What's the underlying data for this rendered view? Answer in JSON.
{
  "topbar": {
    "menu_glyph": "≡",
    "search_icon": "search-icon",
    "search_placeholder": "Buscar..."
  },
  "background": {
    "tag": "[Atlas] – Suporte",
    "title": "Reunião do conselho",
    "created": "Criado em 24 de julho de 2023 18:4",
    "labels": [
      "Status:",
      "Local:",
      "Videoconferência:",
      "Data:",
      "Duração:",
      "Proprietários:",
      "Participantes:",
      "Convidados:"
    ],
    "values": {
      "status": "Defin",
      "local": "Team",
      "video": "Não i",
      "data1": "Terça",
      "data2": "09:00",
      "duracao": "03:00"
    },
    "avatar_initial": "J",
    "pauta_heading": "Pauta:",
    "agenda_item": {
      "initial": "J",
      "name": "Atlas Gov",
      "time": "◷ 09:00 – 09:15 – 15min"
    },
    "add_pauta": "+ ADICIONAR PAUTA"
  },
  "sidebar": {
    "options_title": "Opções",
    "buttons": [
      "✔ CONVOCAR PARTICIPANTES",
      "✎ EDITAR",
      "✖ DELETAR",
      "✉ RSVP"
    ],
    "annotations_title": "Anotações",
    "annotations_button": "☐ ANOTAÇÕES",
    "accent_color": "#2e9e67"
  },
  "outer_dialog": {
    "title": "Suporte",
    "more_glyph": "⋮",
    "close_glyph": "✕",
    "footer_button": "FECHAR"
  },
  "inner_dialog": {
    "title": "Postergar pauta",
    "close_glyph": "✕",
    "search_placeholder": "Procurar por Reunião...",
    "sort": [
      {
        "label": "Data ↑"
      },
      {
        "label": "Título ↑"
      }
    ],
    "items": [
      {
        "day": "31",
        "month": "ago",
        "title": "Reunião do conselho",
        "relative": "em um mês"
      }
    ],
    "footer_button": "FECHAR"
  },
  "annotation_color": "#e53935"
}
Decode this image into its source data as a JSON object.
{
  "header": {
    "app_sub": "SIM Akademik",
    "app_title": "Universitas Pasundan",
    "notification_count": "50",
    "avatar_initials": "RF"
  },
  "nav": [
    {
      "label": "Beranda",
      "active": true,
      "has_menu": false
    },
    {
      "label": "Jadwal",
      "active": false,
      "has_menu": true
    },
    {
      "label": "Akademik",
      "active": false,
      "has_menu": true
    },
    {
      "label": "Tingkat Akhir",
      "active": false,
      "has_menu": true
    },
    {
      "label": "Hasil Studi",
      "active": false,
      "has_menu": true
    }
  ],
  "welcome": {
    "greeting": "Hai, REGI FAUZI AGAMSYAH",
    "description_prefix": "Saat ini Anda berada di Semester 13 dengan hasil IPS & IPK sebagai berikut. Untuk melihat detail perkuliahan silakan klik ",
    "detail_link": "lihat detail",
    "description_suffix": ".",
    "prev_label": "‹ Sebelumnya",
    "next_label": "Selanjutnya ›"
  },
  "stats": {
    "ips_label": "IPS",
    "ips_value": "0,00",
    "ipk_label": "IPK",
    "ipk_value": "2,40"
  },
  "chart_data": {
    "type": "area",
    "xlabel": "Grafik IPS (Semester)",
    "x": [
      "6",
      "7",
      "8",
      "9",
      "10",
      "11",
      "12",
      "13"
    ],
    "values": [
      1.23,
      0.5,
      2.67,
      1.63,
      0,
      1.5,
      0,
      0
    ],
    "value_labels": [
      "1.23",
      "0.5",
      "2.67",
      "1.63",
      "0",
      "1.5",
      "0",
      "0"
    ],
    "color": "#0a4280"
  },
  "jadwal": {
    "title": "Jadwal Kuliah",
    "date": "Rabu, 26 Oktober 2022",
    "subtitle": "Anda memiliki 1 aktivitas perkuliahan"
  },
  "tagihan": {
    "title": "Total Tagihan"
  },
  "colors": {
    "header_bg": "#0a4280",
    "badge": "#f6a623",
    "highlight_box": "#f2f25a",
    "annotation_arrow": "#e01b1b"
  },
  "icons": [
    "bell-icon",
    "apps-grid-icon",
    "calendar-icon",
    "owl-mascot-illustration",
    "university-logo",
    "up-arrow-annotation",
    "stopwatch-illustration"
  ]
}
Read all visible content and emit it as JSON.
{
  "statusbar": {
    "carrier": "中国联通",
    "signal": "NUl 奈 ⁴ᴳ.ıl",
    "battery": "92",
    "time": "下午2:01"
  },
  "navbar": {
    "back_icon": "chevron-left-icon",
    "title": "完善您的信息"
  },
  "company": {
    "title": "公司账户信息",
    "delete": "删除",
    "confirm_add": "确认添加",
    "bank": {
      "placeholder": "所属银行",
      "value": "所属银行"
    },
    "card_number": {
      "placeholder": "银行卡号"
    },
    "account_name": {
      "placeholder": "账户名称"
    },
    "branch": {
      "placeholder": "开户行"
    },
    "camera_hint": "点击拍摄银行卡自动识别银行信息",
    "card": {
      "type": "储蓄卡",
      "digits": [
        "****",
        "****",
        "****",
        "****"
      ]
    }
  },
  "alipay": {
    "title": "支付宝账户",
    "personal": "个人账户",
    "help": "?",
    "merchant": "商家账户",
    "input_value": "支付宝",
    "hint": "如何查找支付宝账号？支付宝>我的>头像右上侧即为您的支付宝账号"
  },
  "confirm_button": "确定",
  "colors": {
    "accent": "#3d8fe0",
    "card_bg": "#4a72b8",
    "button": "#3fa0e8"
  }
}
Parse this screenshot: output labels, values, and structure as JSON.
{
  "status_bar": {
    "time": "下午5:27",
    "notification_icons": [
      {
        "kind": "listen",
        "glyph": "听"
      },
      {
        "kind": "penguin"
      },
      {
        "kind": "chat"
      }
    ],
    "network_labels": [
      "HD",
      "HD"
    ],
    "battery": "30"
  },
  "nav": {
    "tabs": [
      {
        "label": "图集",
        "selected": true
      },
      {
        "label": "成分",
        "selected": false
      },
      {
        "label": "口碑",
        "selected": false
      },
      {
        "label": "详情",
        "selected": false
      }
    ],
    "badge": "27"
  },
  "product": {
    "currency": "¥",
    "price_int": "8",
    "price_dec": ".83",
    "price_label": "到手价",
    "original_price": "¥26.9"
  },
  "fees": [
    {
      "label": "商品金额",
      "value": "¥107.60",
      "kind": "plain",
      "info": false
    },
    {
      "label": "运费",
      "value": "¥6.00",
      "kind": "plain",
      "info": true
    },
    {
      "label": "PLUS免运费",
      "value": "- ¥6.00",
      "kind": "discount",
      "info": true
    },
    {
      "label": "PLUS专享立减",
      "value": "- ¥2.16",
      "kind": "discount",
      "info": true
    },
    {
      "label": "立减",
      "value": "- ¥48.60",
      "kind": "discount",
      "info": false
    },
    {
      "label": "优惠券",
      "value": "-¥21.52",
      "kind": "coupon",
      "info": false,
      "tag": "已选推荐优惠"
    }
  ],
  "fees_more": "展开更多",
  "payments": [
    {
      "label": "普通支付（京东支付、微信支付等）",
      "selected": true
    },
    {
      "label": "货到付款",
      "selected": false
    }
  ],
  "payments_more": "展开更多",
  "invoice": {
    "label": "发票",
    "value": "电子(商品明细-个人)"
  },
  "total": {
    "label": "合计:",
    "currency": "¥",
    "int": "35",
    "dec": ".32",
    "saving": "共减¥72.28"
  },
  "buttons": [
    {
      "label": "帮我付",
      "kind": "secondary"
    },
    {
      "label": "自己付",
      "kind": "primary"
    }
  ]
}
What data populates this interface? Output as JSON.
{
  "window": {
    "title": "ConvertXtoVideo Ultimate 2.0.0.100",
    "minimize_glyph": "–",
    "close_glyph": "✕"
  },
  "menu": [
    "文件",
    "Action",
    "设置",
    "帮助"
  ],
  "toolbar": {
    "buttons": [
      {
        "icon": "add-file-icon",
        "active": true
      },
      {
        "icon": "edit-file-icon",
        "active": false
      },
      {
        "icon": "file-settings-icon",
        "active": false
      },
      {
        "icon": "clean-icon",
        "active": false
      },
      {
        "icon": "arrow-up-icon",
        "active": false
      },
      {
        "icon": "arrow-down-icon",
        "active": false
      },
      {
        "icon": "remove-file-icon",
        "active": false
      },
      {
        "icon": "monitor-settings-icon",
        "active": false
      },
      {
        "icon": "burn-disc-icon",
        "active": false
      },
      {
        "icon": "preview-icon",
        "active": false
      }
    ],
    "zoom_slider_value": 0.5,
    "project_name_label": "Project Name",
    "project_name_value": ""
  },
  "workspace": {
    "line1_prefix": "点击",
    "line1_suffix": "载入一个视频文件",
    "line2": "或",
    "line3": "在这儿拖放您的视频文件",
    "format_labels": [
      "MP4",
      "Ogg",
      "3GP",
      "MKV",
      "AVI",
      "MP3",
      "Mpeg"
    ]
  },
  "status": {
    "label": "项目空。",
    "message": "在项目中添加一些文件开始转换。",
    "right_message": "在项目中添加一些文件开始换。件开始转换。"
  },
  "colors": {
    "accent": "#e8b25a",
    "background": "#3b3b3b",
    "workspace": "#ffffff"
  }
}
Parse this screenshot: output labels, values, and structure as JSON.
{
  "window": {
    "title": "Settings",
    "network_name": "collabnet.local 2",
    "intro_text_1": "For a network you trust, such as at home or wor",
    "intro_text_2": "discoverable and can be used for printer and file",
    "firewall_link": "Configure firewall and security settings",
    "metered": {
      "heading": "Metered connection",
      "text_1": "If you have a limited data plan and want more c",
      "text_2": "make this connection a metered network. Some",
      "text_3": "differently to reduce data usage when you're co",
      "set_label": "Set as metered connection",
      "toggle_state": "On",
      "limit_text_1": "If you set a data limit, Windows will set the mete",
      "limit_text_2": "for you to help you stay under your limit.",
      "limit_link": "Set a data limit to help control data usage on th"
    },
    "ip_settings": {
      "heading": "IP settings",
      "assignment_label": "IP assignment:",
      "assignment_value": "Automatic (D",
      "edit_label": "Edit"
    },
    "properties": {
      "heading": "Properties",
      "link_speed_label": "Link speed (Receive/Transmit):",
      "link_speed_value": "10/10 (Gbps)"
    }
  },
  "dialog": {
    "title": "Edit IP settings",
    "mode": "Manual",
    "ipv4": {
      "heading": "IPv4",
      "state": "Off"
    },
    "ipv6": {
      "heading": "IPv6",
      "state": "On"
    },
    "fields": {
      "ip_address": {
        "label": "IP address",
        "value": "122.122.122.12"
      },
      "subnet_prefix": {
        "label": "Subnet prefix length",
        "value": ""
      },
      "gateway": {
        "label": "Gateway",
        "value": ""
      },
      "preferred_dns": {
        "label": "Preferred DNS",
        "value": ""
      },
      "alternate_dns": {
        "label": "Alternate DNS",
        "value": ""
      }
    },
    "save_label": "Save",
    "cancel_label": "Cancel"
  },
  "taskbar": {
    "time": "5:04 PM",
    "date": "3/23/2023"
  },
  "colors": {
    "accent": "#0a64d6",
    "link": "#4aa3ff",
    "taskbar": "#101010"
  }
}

•••

Pull out all lines containing "kind".

        "kind": "listen",
        "kind": "penguin"
        "kind": "chat"
      "kind": "plain",
      "kind": "plain",
      "kind": "discount",
      "kind": "discount",
      "kind": "discount",
      "kind": "coupon",
      "kind": "secondary"
      "kind": "primary"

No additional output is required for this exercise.